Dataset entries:
☆ ☆ ☆ ☆ ☆

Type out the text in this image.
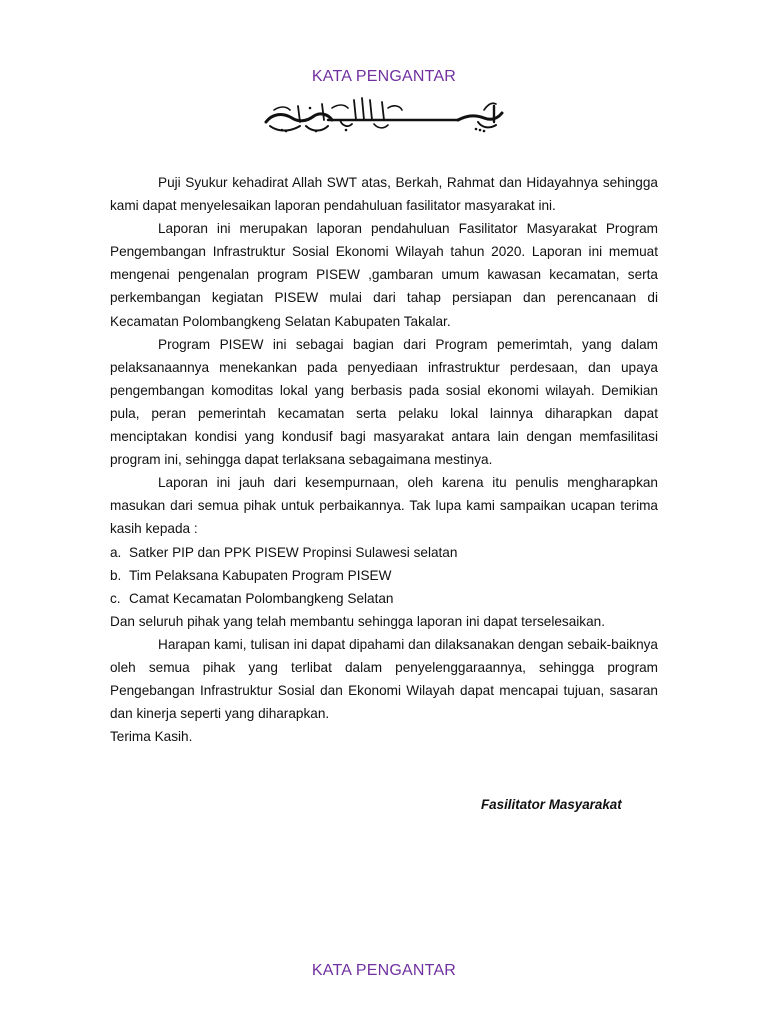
KATA PENGANTAR

Puji Syukur kehadirat Allah SWT atas, Berkah, Rahmat dan Hidayahnya sehingga kami dapat menyelesaikan laporan pendahuluan fasilitator masyarakat ini.

Laporan ini merupakan laporan pendahuluan Fasilitator Masyarakat Program Pengembangan Infrastruktur Sosial Ekonomi Wilayah tahun 2020. Laporan ini memuat mengenai pengenalan program PISEW ,gambaran umum kawasan kecamatan, serta perkembangan kegiatan PISEW mulai dari tahap persiapan dan perencanaan di Kecamatan Polombangkeng Selatan Kabupaten Takalar.

Program PISEW ini sebagai bagian dari Program pemerimtah, yang dalam pelaksanaannya menekankan pada penyediaan infrastruktur perdesaan, dan upaya pengembangan komoditas lokal yang berbasis pada sosial ekonomi wilayah. Demikian pula, peran pemerintah kecamatan serta pelaku lokal lainnya diharapkan dapat menciptakan kondisi yang kondusif bagi masyarakat antara lain dengan memfasilitasi program ini, sehingga dapat terlaksana sebagaimana mestinya.

Laporan ini jauh dari kesempurnaan, oleh karena itu penulis mengharapkan masukan dari semua pihak untuk perbaikannya. Tak lupa kami sampaikan ucapan terima kasih kepada :

a. Satker PIP dan PPK PISEW Propinsi Sulawesi selatan
b. Tim Pelaksana Kabupaten Program PISEW
c. Camat Kecamatan Polombangkeng Selatan

Dan seluruh pihak yang telah membantu sehingga laporan ini dapat terselesaikan.

Harapan kami, tulisan ini dapat dipahami dan dilaksanakan dengan sebaik-baiknya oleh semua pihak yang terlibat dalam penyelenggaraannya, sehingga program Pengebangan Infrastruktur Sosial dan Ekonomi Wilayah dapat mencapai tujuan, sasaran dan kinerja seperti yang diharapkan.

Terima Kasih.

Fasilitator Masyarakat
KATA PENGANTAR
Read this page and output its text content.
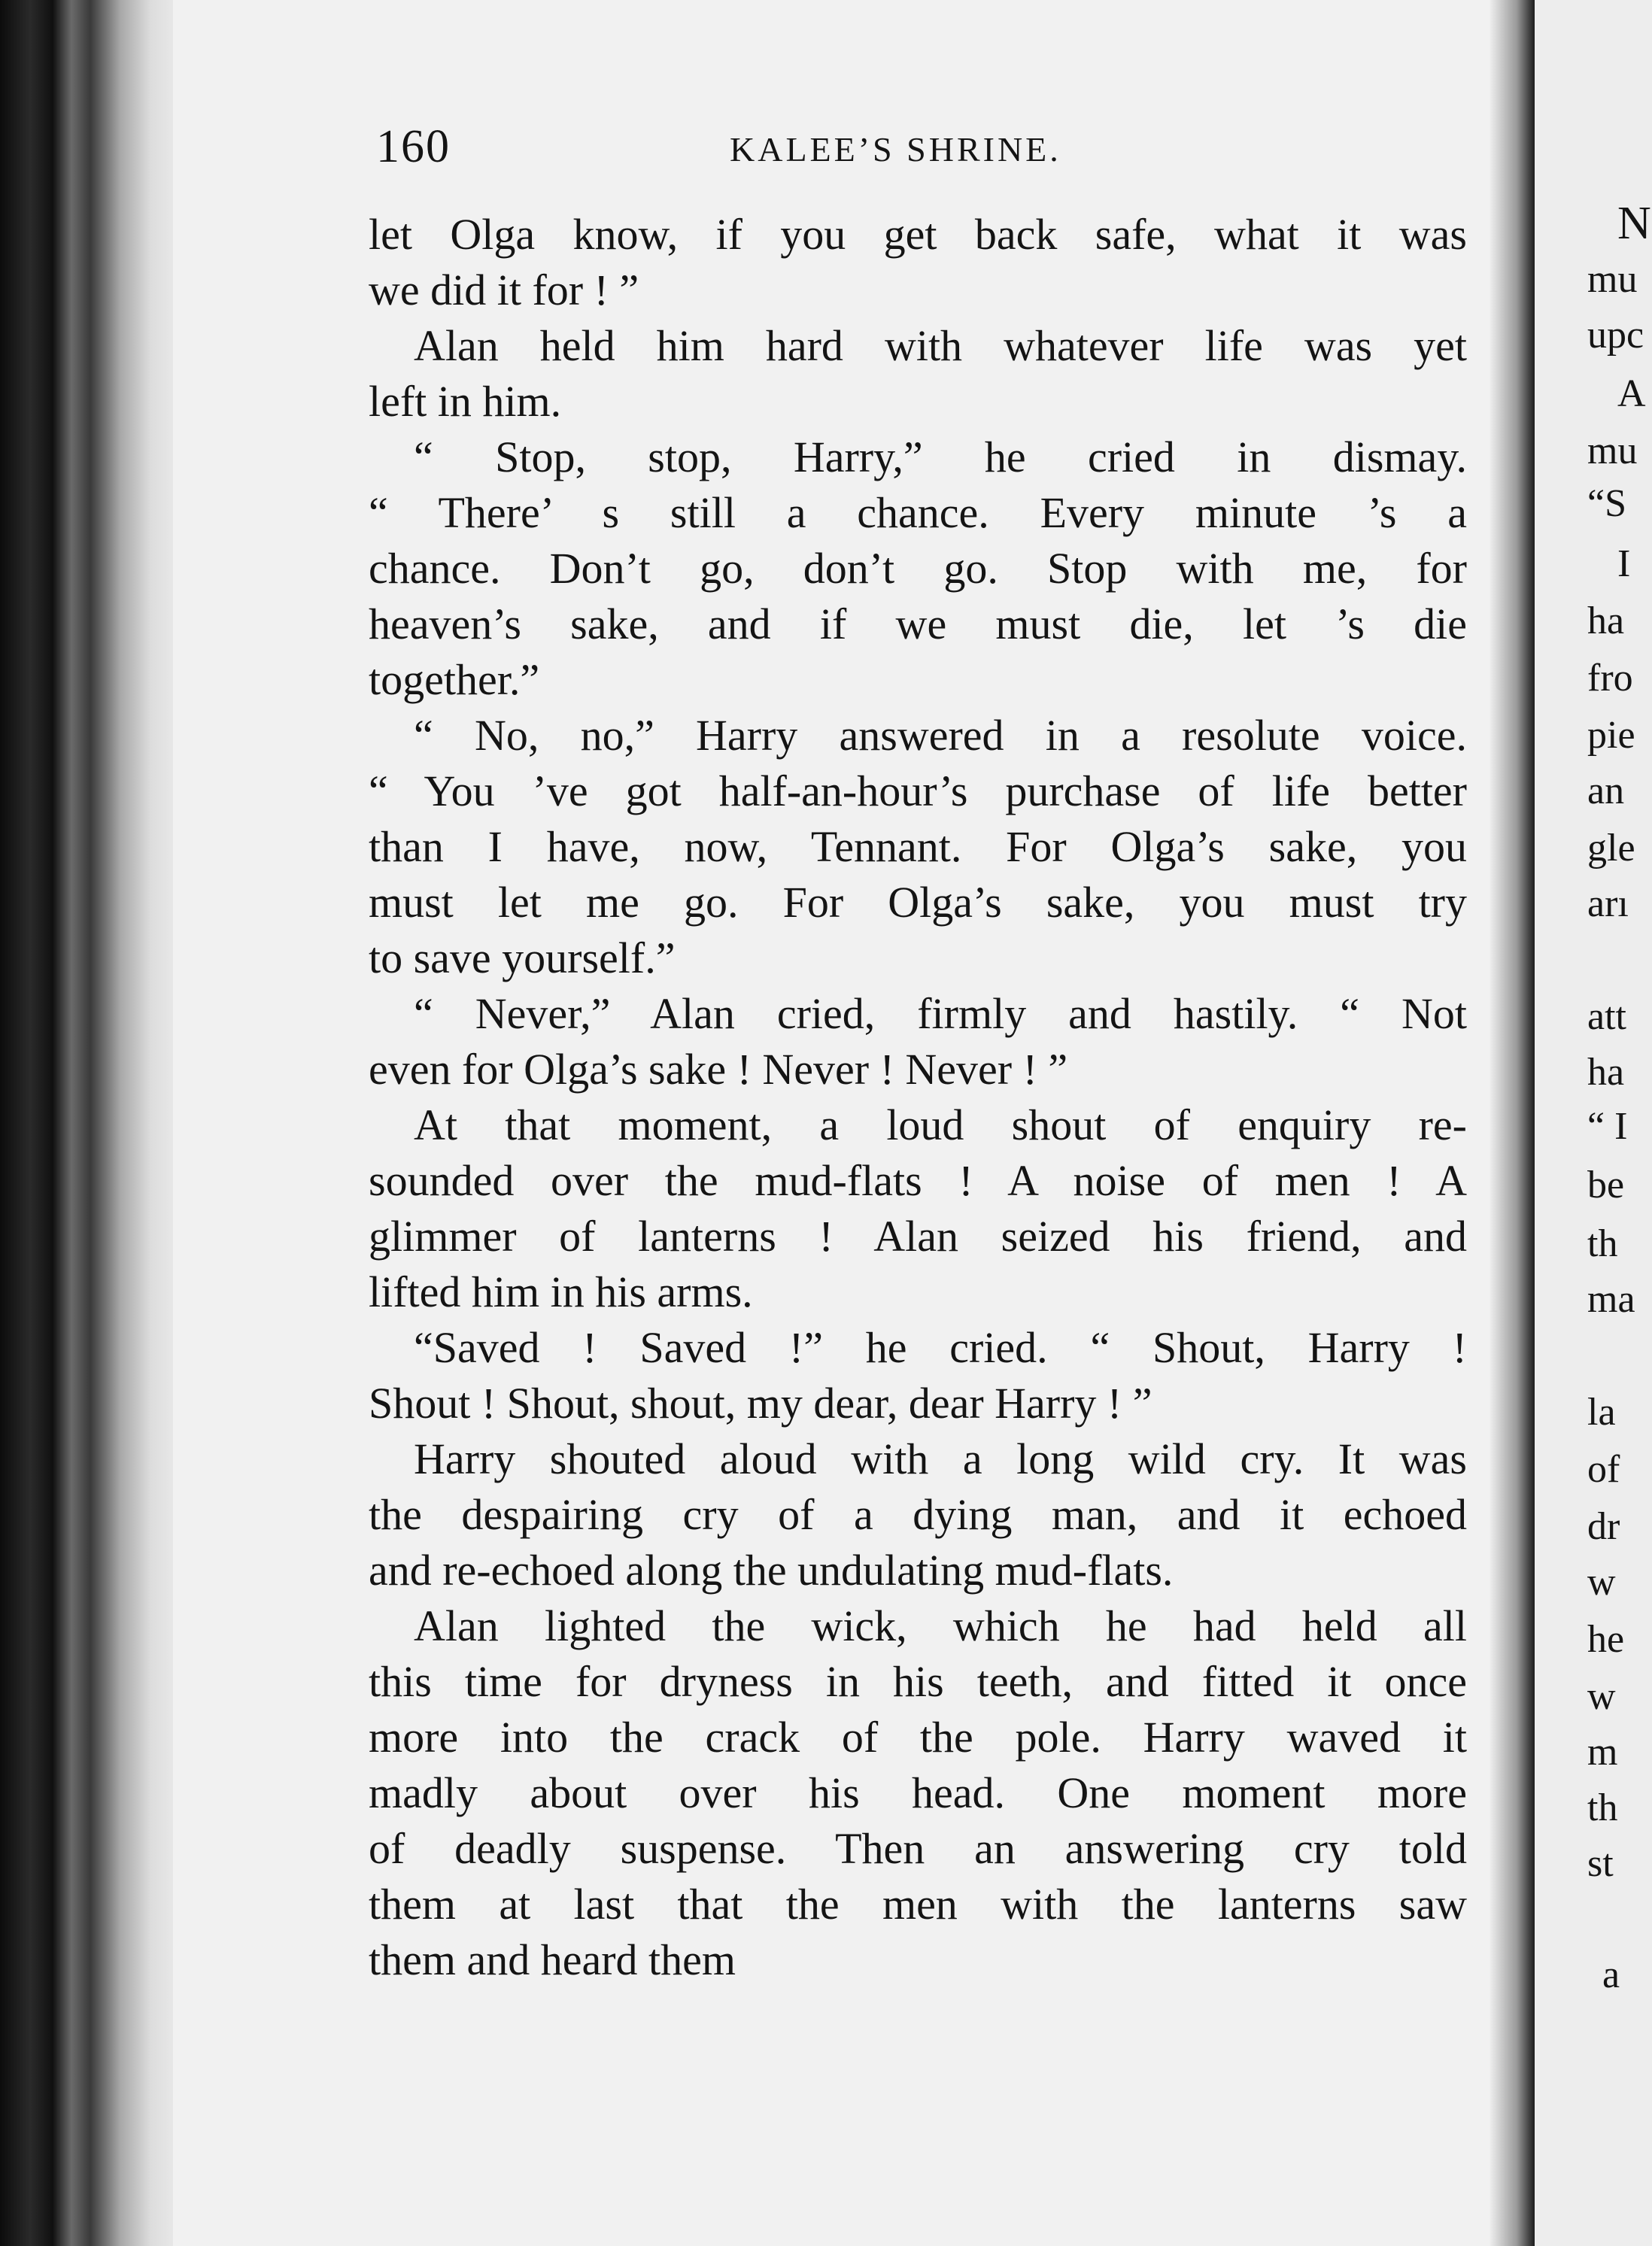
160	KALEE’S SHRINE.
let Olga know, if you get back safe, what it was
we did it for ! ”
Alan held him hard with whatever life was yet
left in him.
“ Stop, stop, Harry,” he cried in dismay.
“ There’ s still a chance. Every minute ’s a
chance. Don’t go, don’t go. Stop with me, for
heaven’s sake, and if we must die, let ’s die
together.”
“ No, no,” Harry answered in a resolute voice.
“ You ’ve got half-an-hour’s purchase of life better
than I have, now, Tennant. For Olga’s sake, you
must let me go. For Olga’s sake, you must try
to save yourself.”
“ Never,” Alan cried, firmly and hastily. “ Not
even for Olga’s sake ! Never ! Never ! ”
At that moment, a loud shout of enquiry re-
sounded over the mud-flats ! A noise of men ! A
glimmer of lanterns ! Alan seized his friend, and
lifted him in his arms.
“Saved ! Saved !” he cried. “ Shout, Harry !
Shout ! Shout, shout, my dear, dear Harry ! ”
Harry shouted aloud with a long wild cry. It was
the despairing cry of a dying man, and it echoed
and re-echoed along the undulating mud-flats.
Alan lighted the wick, which he had held all
this time for dryness in his teeth, and fitted it once
more into the crack of the pole. Harry waved it
madly about over his head. One moment more
of deadly suspense. Then an answering cry told
them at last that the men with the lanterns saw
them and heard them
N
mu
upc
A
mu
“S
I
ha
fro
pie
an
gle
arı
att
ha
“ I
be
th
ma
la
of
dr
w
he
w
m
th
st
a
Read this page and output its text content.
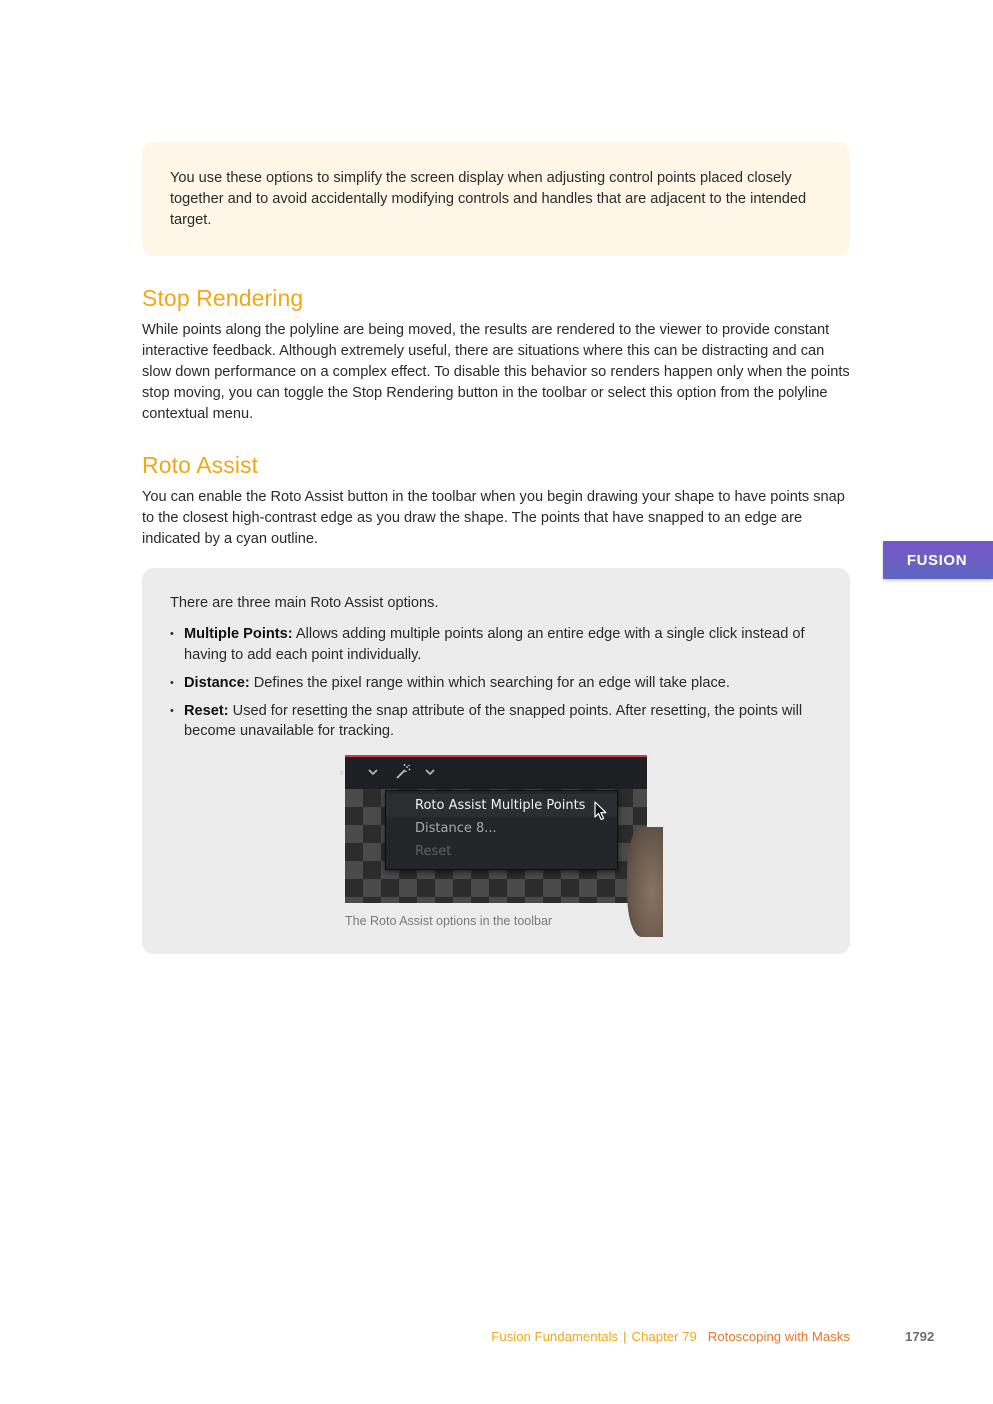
You use these options to simplify the screen display when adjusting control points placed closely together and to avoid accidentally modifying controls and handles that are adjacent to the intended target.

Stop Rendering

While points along the polyline are being moved, the results are rendered to the viewer to provide constant interactive feedback. Although extremely useful, there are situations where this can be distracting and can slow down performance on a complex effect. To disable this behavior so renders happen only when the points stop moving, you can toggle the Stop Rendering button in the toolbar or select this option from the polyline contextual menu.

Roto Assist

You can enable the Roto Assist button in the toolbar when you begin drawing your shape to have points snap to the closest high-contrast edge as you draw the shape. The points that have snapped to an edge are indicated by a cyan outline.

FUSION

There are three main Roto Assist options.

• Multiple Points: Allows adding multiple points along an entire edge with a single click instead of having to add each point individually.
• Distance: Defines the pixel range within which searching for an edge will take place.
• Reset: Used for resetting the snap attribute of the snapped points. After resetting, the points will become unavailable for tracking.
◦
Roto Assist Multiple Points
Distance 8...
Reset

The Roto Assist options in the toolbar

Fusion Fundamentals | Chapter 79 Rotoscoping with Masks	1792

☆ ☆ ☆ ☆ ☆

#### What needs to be done
Every line above should be returned exactly; the pictures stay out.

#### Result
Type out the text in this image.
KATA PENGANTAR

Puji Syukur kehadirat Allah SWT atas, Berkah, Rahmat dan Hidayahnya sehingga kami dapat menyelesaikan laporan pendahuluan fasilitator masyarakat ini.

Laporan ini merupakan laporan pendahuluan Fasilitator Masyarakat Program Pengembangan Infrastruktur Sosial Ekonomi Wilayah tahun 2020. Laporan ini memuat mengenai pengenalan program PISEW ,gambaran umum kawasan kecamatan, serta perkembangan kegiatan PISEW mulai dari tahap persiapan dan perencanaan di Kecamatan Polombangkeng Selatan Kabupaten Takalar.

Program PISEW ini sebagai bagian dari Program pemerimtah, yang dalam pelaksanaannya menekankan pada penyediaan infrastruktur perdesaan, dan upaya pengembangan komoditas lokal yang berbasis pada sosial ekonomi wilayah. Demikian pula, peran pemerintah kecamatan serta pelaku lokal lainnya diharapkan dapat menciptakan kondisi yang kondusif bagi masyarakat antara lain dengan memfasilitasi program ini, sehingga dapat terlaksana sebagaimana mestinya.

Laporan ini jauh dari kesempurnaan, oleh karena itu penulis mengharapkan masukan dari semua pihak untuk perbaikannya. Tak lupa kami sampaikan ucapan terima kasih kepada :

a. Satker PIP dan PPK PISEW Propinsi Sulawesi selatan
b. Tim Pelaksana Kabupaten Program PISEW
c. Camat Kecamatan Polombangkeng Selatan

Dan seluruh pihak yang telah membantu sehingga laporan ini dapat terselesaikan.

Harapan kami, tulisan ini dapat dipahami dan dilaksanakan dengan sebaik-baiknya oleh semua pihak yang terlibat dalam penyelenggaraannya, sehingga program Pengebangan Infrastruktur Sosial dan Ekonomi Wilayah dapat mencapai tujuan, sasaran dan kinerja seperti yang diharapkan.

Terima Kasih.

Fasilitator Masyarakat
KATA PENGANTAR
Read this page and output its text content.
160	KALEE’S SHRINE.
let Olga know, if you get back safe, what it was
we did it for ! ”
Alan held him hard with whatever life was yet
left in him.
“ Stop, stop, Harry,” he cried in dismay.
“ There’ s still a chance. Every minute ’s a
chance. Don’t go, don’t go. Stop with me, for
heaven’s sake, and if we must die, let ’s die
together.”
“ No, no,” Harry answered in a resolute voice.
“ You ’ve got half-an-hour’s purchase of life better
than I have, now, Tennant. For Olga’s sake, you
must let me go. For Olga’s sake, you must try
to save yourself.”
“ Never,” Alan cried, firmly and hastily. “ Not
even for Olga’s sake ! Never ! Never ! ”
At that moment, a loud shout of enquiry re-
sounded over the mud-flats ! A noise of men ! A
glimmer of lanterns ! Alan seized his friend, and
lifted him in his arms.
“Saved ! Saved !” he cried. “ Shout, Harry !
Shout ! Shout, shout, my dear, dear Harry ! ”
Harry shouted aloud with a long wild cry. It was
the despairing cry of a dying man, and it echoed
and re-echoed along the undulating mud-flats.
Alan lighted the wick, which he had held all
this time for dryness in his teeth, and fitted it once
more into the crack of the pole. Harry waved it
madly about over his head. One moment more
of deadly suspense. Then an answering cry told
them at last that the men with the lanterns saw
them and heard them
N
mu
upc
A
mu
“S
I
ha
fro
pie
an
gle
arı
att
ha
“ I
be
th
ma
la
of
dr
w
he
w
m
th
st
a
Read this page and output its text content.
You use these options to simplify the screen display when adjusting control points placed closely together and to avoid accidentally modifying controls and handles that are adjacent to the intended target.

Stop Rendering

While points along the polyline are being moved, the results are rendered to the viewer to provide constant interactive feedback. Although extremely useful, there are situations where this can be distracting and can slow down performance on a complex effect. To disable this behavior so renders happen only when the points stop moving, you can toggle the Stop Rendering button in the toolbar or select this option from the polyline contextual menu.

Roto Assist

You can enable the Roto Assist button in the toolbar when you begin drawing your shape to have points snap to the closest high-contrast edge as you draw the shape. The points that have snapped to an edge are indicated by a cyan outline.

FUSION

There are three main Roto Assist options.

• Multiple Points: Allows adding multiple points along an entire edge with a single click instead of having to add each point individually.
• Distance: Defines the pixel range within which searching for an edge will take place.
• Reset: Used for resetting the snap attribute of the snapped points. After resetting, the points will become unavailable for tracking.
◦
Roto Assist Multiple Points
Distance 8...
Reset

The Roto Assist options in the toolbar

Fusion Fundamentals | Chapter 79 Rotoscoping with Masks	1792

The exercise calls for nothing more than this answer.